» BRIEF
Pick out every line in the data below that holds "JSON".

» ENTRIES

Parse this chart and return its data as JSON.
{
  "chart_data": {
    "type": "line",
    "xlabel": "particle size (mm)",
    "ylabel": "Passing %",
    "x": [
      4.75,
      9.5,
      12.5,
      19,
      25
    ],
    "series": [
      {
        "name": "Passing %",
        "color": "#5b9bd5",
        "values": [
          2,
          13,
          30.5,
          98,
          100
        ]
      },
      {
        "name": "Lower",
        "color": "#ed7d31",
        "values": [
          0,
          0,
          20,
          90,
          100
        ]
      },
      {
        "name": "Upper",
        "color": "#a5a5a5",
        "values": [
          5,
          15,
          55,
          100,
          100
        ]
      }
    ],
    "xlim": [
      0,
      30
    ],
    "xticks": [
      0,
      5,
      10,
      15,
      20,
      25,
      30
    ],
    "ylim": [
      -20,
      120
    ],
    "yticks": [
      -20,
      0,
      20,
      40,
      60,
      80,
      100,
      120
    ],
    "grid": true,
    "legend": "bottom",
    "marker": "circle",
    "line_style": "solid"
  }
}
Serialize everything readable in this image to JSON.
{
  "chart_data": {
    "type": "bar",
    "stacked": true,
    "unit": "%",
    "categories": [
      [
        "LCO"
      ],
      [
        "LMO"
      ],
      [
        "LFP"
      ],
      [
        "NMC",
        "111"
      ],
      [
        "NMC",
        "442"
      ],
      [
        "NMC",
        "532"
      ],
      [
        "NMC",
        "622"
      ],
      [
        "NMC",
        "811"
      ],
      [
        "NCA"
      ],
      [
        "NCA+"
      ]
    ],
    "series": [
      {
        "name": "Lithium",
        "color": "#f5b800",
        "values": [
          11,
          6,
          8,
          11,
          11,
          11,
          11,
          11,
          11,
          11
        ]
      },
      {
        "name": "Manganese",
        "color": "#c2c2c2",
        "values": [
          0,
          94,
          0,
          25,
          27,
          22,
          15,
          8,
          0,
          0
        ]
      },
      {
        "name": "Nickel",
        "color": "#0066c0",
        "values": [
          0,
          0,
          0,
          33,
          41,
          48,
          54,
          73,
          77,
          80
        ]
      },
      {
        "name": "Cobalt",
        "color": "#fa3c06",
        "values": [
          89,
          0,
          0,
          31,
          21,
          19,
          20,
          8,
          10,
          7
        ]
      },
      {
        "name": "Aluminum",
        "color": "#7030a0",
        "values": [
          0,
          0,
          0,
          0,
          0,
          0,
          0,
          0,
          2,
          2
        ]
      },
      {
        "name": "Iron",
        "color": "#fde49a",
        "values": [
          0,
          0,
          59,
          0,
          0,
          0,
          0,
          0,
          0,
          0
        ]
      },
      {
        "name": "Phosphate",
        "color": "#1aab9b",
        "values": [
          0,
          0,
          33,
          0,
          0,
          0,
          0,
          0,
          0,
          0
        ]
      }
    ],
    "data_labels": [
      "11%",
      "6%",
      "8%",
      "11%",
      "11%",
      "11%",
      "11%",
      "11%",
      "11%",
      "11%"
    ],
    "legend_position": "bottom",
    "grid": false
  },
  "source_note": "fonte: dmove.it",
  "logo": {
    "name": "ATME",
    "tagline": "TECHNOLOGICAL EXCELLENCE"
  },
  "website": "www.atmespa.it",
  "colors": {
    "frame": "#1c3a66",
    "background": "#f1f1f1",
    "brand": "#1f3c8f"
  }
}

» FULL OUTPUT
Parse this chart and return its data as JSON.
Serialize everything readable in this image to JSON.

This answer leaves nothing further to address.